━━━ Exercise inputs
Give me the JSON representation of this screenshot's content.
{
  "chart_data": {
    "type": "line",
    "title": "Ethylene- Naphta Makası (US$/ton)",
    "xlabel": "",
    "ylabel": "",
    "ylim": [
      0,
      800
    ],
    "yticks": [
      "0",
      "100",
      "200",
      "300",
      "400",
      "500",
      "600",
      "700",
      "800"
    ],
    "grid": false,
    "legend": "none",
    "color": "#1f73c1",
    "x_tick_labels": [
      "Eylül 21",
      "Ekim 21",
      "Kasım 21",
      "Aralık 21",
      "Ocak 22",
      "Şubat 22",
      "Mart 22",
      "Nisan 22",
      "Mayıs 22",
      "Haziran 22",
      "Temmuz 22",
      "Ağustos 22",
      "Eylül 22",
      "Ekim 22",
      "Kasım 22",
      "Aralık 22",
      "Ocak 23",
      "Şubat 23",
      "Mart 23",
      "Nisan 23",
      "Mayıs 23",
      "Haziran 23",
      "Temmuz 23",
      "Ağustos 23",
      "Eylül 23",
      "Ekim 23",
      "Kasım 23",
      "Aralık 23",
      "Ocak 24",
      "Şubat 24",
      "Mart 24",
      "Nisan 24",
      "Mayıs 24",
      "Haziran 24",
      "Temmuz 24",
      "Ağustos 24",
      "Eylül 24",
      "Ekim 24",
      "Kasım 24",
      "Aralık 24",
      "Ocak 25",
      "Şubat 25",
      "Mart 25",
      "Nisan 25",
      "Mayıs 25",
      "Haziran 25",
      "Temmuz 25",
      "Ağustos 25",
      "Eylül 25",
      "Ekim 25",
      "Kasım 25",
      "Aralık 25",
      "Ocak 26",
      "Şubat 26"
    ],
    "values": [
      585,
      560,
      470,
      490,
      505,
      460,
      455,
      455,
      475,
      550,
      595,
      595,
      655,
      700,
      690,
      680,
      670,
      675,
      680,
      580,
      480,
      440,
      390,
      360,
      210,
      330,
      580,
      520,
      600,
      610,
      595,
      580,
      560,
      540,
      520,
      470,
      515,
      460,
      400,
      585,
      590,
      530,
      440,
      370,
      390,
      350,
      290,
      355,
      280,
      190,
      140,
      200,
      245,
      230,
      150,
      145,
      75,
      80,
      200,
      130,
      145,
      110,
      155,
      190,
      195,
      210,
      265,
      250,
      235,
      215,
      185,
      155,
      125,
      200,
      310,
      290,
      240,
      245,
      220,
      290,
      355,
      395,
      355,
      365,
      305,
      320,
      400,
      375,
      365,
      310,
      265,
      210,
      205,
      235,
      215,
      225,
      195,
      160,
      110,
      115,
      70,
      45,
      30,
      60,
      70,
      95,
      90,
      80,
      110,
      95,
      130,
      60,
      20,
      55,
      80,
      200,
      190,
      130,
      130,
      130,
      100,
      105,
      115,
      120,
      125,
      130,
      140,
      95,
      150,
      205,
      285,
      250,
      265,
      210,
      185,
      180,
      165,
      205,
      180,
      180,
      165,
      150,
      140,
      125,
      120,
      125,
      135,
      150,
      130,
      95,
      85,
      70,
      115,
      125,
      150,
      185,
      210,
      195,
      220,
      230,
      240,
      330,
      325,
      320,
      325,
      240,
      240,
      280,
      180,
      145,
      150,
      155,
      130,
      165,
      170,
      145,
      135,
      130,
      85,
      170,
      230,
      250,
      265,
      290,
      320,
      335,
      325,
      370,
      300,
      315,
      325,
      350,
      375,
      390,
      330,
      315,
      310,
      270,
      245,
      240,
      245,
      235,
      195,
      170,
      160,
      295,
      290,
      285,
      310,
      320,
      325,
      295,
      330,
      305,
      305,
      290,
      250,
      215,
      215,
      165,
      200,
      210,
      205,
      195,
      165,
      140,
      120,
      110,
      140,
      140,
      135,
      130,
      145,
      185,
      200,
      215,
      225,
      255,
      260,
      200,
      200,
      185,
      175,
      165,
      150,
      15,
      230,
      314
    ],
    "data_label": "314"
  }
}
━━━━━━
» **Problem statement**
Make a list of all lines in the data that contain "Aralık".

» **Result of this task**
      "Aralık 21",
      "Aralık 22",
      "Aralık 23",
      "Aralık 24",
      "Aralık 25",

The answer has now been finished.